Data excerpts -

##########

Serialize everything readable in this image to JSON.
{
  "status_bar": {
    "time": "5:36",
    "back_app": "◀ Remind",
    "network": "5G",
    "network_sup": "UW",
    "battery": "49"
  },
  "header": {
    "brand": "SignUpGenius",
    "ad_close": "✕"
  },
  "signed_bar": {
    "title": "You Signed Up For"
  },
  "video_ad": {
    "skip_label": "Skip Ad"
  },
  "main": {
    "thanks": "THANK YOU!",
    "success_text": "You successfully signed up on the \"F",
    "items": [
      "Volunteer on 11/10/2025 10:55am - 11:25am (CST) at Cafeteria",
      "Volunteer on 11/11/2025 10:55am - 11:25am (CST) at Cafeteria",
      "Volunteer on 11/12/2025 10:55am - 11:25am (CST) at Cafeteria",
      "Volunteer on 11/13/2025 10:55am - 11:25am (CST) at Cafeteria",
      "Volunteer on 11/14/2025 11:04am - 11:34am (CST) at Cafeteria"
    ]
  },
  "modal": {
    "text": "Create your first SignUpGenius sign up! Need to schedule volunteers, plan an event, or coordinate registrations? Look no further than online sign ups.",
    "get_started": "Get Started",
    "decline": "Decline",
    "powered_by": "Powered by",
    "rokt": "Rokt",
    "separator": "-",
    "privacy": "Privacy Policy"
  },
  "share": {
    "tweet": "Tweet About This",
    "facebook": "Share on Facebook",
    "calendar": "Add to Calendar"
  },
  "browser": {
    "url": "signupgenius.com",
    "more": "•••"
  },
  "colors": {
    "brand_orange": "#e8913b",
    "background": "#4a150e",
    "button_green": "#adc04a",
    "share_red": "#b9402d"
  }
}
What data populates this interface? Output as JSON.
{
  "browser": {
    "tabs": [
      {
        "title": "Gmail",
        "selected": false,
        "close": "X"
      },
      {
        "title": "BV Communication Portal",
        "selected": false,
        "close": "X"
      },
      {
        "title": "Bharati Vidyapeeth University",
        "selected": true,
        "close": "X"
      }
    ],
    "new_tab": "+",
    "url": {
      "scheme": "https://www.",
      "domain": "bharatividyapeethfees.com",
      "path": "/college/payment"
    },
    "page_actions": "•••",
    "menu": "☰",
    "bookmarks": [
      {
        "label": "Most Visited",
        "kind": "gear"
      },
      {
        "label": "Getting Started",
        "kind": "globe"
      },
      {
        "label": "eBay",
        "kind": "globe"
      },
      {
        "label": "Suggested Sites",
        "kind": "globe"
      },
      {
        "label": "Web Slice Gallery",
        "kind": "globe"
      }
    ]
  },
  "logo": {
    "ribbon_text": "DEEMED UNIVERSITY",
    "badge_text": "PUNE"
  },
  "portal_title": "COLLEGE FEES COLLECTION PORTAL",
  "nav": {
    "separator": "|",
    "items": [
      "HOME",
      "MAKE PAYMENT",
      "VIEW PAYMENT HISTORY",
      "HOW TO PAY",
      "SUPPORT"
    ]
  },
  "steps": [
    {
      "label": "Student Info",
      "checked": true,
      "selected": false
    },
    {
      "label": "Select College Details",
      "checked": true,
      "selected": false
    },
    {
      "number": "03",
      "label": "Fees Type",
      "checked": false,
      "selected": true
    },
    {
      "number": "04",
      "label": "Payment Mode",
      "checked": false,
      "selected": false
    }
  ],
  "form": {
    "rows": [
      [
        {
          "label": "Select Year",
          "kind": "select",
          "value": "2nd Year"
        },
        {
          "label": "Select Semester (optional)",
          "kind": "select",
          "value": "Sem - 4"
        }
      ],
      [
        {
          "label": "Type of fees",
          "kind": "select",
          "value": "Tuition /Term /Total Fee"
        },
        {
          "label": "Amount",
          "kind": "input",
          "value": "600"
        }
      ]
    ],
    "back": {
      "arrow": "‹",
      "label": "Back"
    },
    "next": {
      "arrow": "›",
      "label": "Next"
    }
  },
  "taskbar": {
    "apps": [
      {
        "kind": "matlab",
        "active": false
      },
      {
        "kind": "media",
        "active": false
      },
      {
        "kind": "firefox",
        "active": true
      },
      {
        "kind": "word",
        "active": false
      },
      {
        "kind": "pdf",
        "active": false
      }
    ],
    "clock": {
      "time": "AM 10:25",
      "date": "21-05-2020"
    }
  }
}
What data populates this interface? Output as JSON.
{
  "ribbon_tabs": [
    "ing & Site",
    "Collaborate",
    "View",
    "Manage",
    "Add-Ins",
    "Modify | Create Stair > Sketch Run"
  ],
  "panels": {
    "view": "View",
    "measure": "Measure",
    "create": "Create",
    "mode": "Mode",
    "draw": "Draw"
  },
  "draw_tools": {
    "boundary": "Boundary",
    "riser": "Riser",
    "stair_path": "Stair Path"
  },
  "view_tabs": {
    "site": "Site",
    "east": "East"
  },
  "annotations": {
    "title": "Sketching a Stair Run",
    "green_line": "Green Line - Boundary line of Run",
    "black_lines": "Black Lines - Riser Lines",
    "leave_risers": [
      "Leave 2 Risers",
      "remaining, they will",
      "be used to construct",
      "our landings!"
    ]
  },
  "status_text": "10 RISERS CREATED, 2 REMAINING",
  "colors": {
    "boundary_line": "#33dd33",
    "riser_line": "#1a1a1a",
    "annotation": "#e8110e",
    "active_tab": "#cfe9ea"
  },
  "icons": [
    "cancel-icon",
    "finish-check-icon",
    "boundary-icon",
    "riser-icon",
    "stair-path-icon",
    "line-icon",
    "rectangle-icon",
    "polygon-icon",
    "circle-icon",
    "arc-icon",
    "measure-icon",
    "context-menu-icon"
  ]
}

##########

WRITTEN TASK - Nothing should be left out: repeat all of the data exactly.

RESPONSE -
Serialize everything readable in this image to JSON.
{
  "status_bar": {
    "time": "5:36",
    "back_app": "◀ Remind",
    "network": "5G",
    "network_sup": "UW",
    "battery": "49"
  },
  "header": {
    "brand": "SignUpGenius",
    "ad_close": "✕"
  },
  "signed_bar": {
    "title": "You Signed Up For"
  },
  "video_ad": {
    "skip_label": "Skip Ad"
  },
  "main": {
    "thanks": "THANK YOU!",
    "success_text": "You successfully signed up on the \"F",
    "items": [
      "Volunteer on 11/10/2025 10:55am - 11:25am (CST) at Cafeteria",
      "Volunteer on 11/11/2025 10:55am - 11:25am (CST) at Cafeteria",
      "Volunteer on 11/12/2025 10:55am - 11:25am (CST) at Cafeteria",
      "Volunteer on 11/13/2025 10:55am - 11:25am (CST) at Cafeteria",
      "Volunteer on 11/14/2025 11:04am - 11:34am (CST) at Cafeteria"
    ]
  },
  "modal": {
    "text": "Create your first SignUpGenius sign up! Need to schedule volunteers, plan an event, or coordinate registrations? Look no further than online sign ups.",
    "get_started": "Get Started",
    "decline": "Decline",
    "powered_by": "Powered by",
    "rokt": "Rokt",
    "separator": "-",
    "privacy": "Privacy Policy"
  },
  "share": {
    "tweet": "Tweet About This",
    "facebook": "Share on Facebook",
    "calendar": "Add to Calendar"
  },
  "browser": {
    "url": "signupgenius.com",
    "more": "•••"
  },
  "colors": {
    "brand_orange": "#e8913b",
    "background": "#4a150e",
    "button_green": "#adc04a",
    "share_red": "#b9402d"
  }
}
What data populates this interface? Output as JSON.
{
  "browser": {
    "tabs": [
      {
        "title": "Gmail",
        "selected": false,
        "close": "X"
      },
      {
        "title": "BV Communication Portal",
        "selected": false,
        "close": "X"
      },
      {
        "title": "Bharati Vidyapeeth University",
        "selected": true,
        "close": "X"
      }
    ],
    "new_tab": "+",
    "url": {
      "scheme": "https://www.",
      "domain": "bharatividyapeethfees.com",
      "path": "/college/payment"
    },
    "page_actions": "•••",
    "menu": "☰",
    "bookmarks": [
      {
        "label": "Most Visited",
        "kind": "gear"
      },
      {
        "label": "Getting Started",
        "kind": "globe"
      },
      {
        "label": "eBay",
        "kind": "globe"
      },
      {
        "label": "Suggested Sites",
        "kind": "globe"
      },
      {
        "label": "Web Slice Gallery",
        "kind": "globe"
      }
    ]
  },
  "logo": {
    "ribbon_text": "DEEMED UNIVERSITY",
    "badge_text": "PUNE"
  },
  "portal_title": "COLLEGE FEES COLLECTION PORTAL",
  "nav": {
    "separator": "|",
    "items": [
      "HOME",
      "MAKE PAYMENT",
      "VIEW PAYMENT HISTORY",
      "HOW TO PAY",
      "SUPPORT"
    ]
  },
  "steps": [
    {
      "label": "Student Info",
      "checked": true,
      "selected": false
    },
    {
      "label": "Select College Details",
      "checked": true,
      "selected": false
    },
    {
      "number": "03",
      "label": "Fees Type",
      "checked": false,
      "selected": true
    },
    {
      "number": "04",
      "label": "Payment Mode",
      "checked": false,
      "selected": false
    }
  ],
  "form": {
    "rows": [
      [
        {
          "label": "Select Year",
          "kind": "select",
          "value": "2nd Year"
        },
        {
          "label": "Select Semester (optional)",
          "kind": "select",
          "value": "Sem - 4"
        }
      ],
      [
        {
          "label": "Type of fees",
          "kind": "select",
          "value": "Tuition /Term /Total Fee"
        },
        {
          "label": "Amount",
          "kind": "input",
          "value": "600"
        }
      ]
    ],
    "back": {
      "arrow": "‹",
      "label": "Back"
    },
    "next": {
      "arrow": "›",
      "label": "Next"
    }
  },
  "taskbar": {
    "apps": [
      {
        "kind": "matlab",
        "active": false
      },
      {
        "kind": "media",
        "active": false
      },
      {
        "kind": "firefox",
        "active": true
      },
      {
        "kind": "word",
        "active": false
      },
      {
        "kind": "pdf",
        "active": false
      }
    ],
    "clock": {
      "time": "AM 10:25",
      "date": "21-05-2020"
    }
  }
}
What data populates this interface? Output as JSON.
{
  "ribbon_tabs": [
    "ing & Site",
    "Collaborate",
    "View",
    "Manage",
    "Add-Ins",
    "Modify | Create Stair > Sketch Run"
  ],
  "panels": {
    "view": "View",
    "measure": "Measure",
    "create": "Create",
    "mode": "Mode",
    "draw": "Draw"
  },
  "draw_tools": {
    "boundary": "Boundary",
    "riser": "Riser",
    "stair_path": "Stair Path"
  },
  "view_tabs": {
    "site": "Site",
    "east": "East"
  },
  "annotations": {
    "title": "Sketching a Stair Run",
    "green_line": "Green Line - Boundary line of Run",
    "black_lines": "Black Lines - Riser Lines",
    "leave_risers": [
      "Leave 2 Risers",
      "remaining, they will",
      "be used to construct",
      "our landings!"
    ]
  },
  "status_text": "10 RISERS CREATED, 2 REMAINING",
  "colors": {
    "boundary_line": "#33dd33",
    "riser_line": "#1a1a1a",
    "annotation": "#e8110e",
    "active_tab": "#cfe9ea"
  },
  "icons": [
    "cancel-icon",
    "finish-check-icon",
    "boundary-icon",
    "riser-icon",
    "stair-path-icon",
    "line-icon",
    "rectangle-icon",
    "polygon-icon",
    "circle-icon",
    "arc-icon",
    "measure-icon",
    "context-menu-icon"
  ]
}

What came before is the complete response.